• Aim
Where does the string "不含补缴" appear? Copy every line of the entries below that holds it.

• Exercise input
********************
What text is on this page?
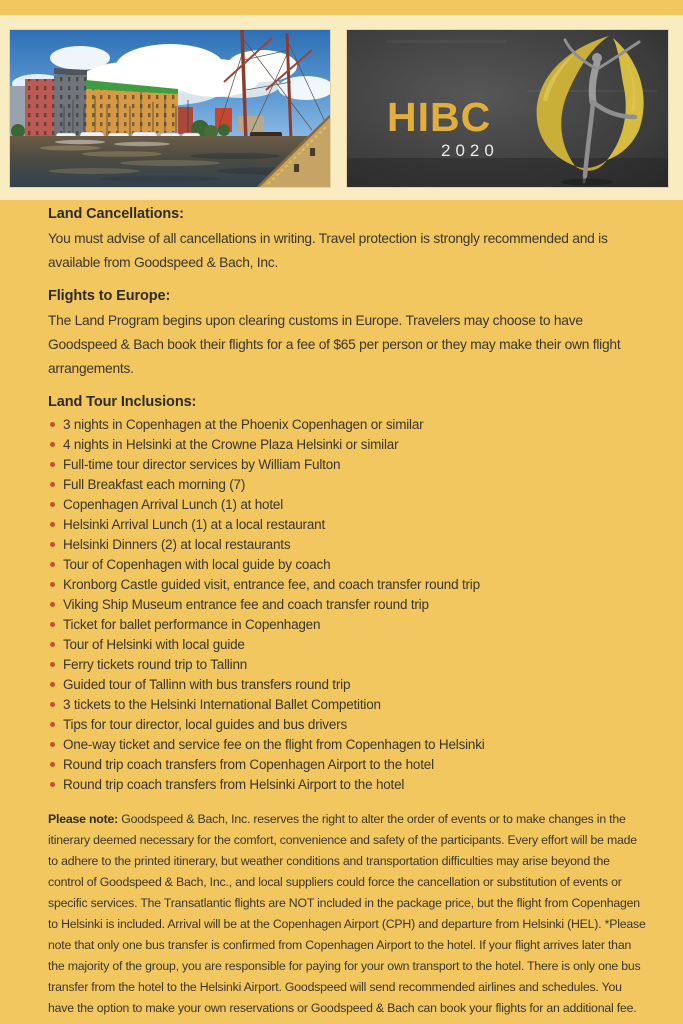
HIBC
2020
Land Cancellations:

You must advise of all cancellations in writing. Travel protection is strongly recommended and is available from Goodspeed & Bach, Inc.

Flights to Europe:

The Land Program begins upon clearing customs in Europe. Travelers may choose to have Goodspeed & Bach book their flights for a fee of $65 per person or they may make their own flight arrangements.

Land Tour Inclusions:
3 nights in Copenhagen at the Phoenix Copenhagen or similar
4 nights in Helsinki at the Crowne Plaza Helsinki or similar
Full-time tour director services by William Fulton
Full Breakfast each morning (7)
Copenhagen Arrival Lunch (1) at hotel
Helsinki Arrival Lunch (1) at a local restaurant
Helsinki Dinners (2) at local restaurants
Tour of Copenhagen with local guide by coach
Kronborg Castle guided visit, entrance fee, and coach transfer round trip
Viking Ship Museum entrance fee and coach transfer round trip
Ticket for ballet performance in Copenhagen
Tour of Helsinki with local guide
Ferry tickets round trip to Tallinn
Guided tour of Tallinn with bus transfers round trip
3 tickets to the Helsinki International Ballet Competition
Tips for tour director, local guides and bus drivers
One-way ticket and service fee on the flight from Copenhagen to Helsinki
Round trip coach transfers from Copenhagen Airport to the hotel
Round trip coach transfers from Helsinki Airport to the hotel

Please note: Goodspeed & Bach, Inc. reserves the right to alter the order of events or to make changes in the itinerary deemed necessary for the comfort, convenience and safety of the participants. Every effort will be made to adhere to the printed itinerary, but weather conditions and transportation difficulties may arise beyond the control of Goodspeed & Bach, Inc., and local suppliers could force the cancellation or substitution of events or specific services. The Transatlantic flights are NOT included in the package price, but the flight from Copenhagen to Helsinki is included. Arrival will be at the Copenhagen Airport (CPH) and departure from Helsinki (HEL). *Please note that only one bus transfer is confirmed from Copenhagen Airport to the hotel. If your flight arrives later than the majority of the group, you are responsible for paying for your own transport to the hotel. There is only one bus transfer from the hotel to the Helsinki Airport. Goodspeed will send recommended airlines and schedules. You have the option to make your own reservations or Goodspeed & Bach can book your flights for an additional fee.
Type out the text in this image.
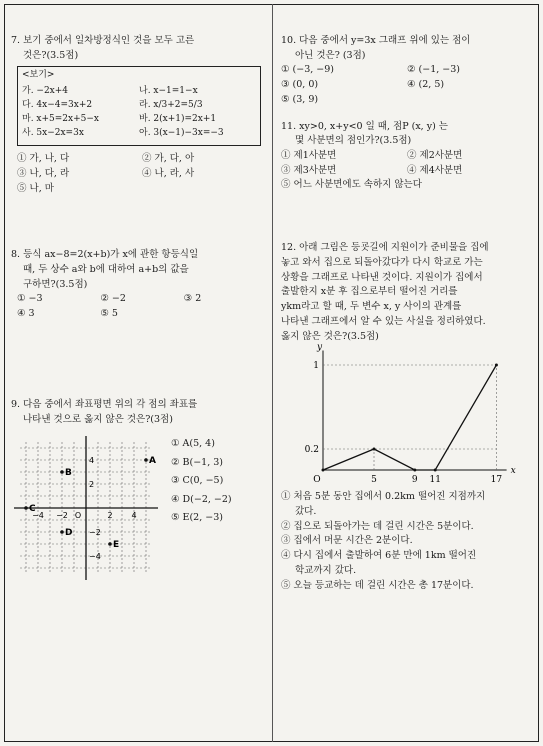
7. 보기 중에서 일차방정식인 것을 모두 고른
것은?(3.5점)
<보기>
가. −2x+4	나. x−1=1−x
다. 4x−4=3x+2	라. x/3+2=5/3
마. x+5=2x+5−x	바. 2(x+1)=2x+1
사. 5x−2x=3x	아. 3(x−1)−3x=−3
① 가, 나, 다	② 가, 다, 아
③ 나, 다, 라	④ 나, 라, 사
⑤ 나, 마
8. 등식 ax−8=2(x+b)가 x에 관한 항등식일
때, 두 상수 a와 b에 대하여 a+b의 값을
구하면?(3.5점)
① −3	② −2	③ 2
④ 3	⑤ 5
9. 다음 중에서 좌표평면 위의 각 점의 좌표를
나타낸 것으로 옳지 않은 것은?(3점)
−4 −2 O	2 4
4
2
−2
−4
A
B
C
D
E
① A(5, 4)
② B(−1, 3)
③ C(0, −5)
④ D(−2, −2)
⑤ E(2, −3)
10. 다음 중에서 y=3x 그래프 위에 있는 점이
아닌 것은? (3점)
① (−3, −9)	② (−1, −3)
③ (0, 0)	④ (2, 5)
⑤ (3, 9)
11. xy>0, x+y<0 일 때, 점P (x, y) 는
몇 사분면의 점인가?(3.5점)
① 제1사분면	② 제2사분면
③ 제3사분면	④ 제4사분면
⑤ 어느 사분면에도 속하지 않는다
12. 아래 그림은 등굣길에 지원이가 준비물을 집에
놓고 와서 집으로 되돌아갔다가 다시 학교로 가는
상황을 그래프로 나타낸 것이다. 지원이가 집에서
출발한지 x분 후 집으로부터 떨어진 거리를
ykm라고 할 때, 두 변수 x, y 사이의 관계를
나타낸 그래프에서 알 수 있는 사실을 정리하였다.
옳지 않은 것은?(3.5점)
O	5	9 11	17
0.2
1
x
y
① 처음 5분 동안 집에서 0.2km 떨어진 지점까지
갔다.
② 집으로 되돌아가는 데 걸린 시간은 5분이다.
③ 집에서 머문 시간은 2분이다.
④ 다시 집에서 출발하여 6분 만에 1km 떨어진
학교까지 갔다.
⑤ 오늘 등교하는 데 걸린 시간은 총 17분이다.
********************
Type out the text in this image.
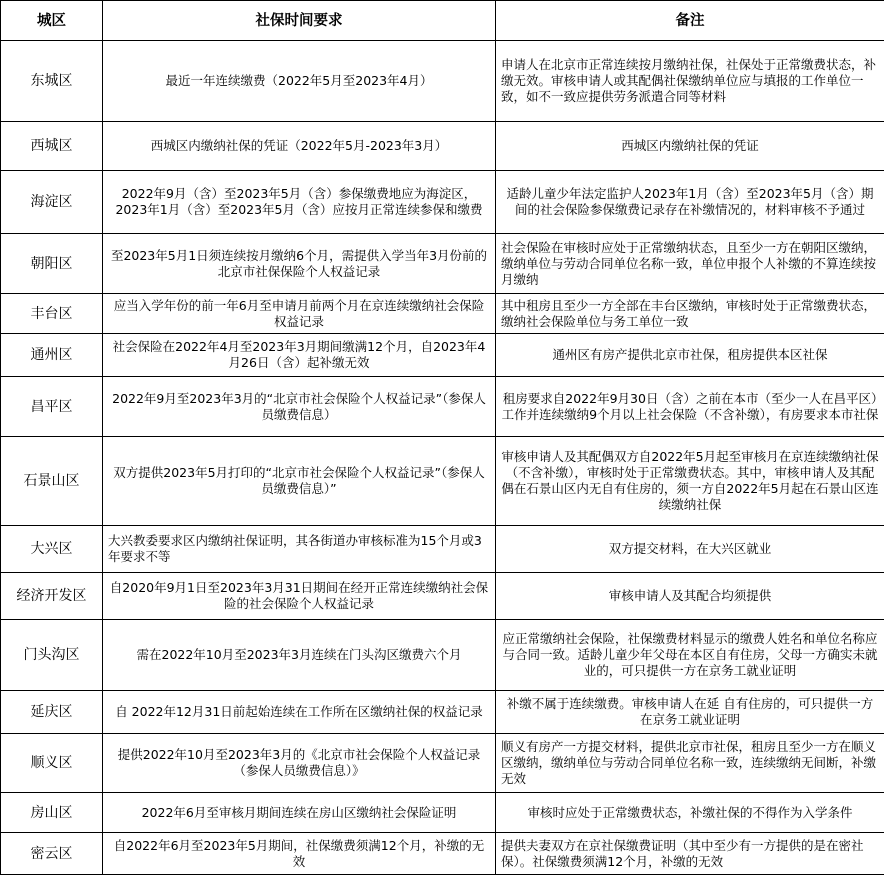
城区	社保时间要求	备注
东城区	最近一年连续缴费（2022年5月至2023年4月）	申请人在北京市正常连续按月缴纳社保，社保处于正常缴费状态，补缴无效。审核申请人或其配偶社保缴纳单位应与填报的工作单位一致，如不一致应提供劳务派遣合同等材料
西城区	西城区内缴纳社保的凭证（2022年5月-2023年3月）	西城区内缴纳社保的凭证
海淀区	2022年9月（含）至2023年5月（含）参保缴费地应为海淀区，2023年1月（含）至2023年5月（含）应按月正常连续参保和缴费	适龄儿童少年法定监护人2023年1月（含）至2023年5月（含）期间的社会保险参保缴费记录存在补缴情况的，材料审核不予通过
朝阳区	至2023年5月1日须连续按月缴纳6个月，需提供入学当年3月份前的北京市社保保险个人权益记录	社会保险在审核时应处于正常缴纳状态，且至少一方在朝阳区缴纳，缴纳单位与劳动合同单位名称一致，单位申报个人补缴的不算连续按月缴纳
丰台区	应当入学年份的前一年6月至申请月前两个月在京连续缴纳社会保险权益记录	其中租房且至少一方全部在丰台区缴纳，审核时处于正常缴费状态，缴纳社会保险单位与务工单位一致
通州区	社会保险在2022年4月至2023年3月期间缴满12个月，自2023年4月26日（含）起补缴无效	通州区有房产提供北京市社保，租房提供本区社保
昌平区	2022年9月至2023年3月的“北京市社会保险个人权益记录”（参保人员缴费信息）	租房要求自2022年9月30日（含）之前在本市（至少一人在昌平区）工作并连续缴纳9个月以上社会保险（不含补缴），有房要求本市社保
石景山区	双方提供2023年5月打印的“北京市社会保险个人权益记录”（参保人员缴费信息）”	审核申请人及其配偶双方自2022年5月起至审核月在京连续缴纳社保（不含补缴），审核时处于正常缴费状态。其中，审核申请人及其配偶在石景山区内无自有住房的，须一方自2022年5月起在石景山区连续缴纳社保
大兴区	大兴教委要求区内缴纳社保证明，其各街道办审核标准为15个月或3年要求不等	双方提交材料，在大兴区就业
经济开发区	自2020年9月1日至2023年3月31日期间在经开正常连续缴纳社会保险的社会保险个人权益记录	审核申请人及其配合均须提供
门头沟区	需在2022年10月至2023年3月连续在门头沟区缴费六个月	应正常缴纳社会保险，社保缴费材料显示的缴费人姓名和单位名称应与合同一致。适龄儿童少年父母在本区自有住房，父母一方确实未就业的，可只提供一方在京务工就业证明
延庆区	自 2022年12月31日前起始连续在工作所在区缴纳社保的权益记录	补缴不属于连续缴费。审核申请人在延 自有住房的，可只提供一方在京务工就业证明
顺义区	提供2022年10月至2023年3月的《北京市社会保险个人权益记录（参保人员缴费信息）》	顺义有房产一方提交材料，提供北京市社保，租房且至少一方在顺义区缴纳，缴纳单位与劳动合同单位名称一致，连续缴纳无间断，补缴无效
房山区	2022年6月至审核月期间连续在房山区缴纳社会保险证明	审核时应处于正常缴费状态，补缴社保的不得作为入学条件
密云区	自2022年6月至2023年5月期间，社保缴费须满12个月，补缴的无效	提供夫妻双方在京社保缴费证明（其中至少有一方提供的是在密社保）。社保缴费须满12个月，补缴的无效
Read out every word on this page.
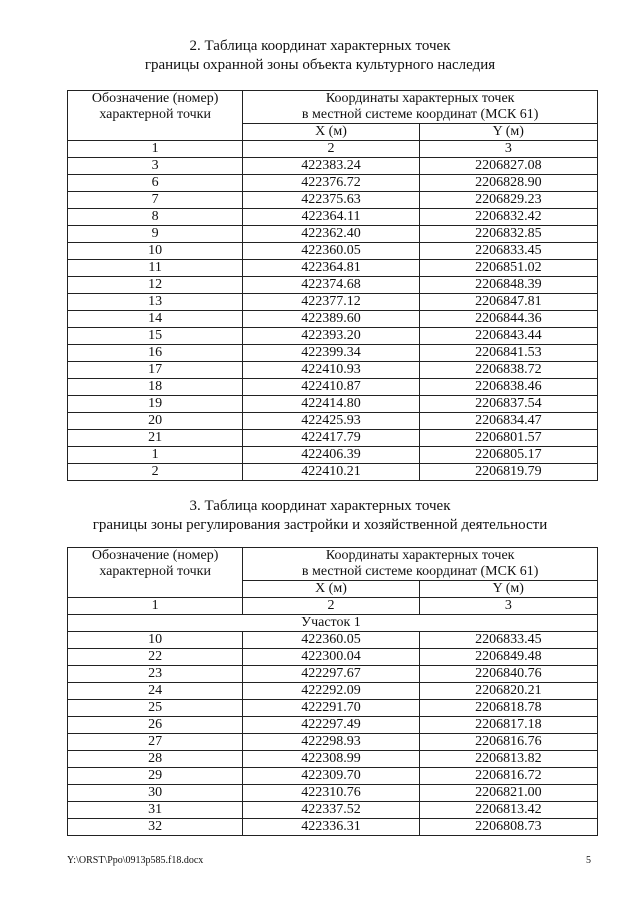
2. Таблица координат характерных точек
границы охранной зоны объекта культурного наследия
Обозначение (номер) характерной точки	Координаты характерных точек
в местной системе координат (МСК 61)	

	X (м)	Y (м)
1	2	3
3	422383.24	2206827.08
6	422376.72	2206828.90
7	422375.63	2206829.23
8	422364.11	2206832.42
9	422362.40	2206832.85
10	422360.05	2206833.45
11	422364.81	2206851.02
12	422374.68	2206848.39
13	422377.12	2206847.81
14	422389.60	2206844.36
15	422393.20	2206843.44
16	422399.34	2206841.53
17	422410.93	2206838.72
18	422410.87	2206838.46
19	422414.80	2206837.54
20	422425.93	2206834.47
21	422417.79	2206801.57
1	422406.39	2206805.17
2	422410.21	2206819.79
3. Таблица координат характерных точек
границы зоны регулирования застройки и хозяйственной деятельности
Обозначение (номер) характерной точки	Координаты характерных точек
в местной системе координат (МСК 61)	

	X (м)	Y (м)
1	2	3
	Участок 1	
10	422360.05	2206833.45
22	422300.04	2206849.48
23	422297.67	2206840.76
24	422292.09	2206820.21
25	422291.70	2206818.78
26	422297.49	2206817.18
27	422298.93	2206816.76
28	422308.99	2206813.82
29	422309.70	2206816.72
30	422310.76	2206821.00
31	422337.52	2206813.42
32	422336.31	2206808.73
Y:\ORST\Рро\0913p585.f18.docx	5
********************
• Solution to this exercise
昌平区	2022年9月至2023年3月的“北京市社会保险个人权益记录”（参保人员缴费信息）	租房要求自2022年9月30日（含）之前在本市（至少一人在昌平区）工作并连续缴纳9个月以上社会保险（不含补缴），有房要求本市社保
石景山区	双方提供2023年5月打印的“北京市社会保险个人权益记录”（参保人员缴费信息）”	审核申请人及其配偶双方自2022年5月起至审核月在京连续缴纳社保（不含补缴），审核时处于正常缴费状态。其中，审核申请人及其配偶在石景山区内无自有住房的，须一方自2022年5月起在石景山区连续缴纳社保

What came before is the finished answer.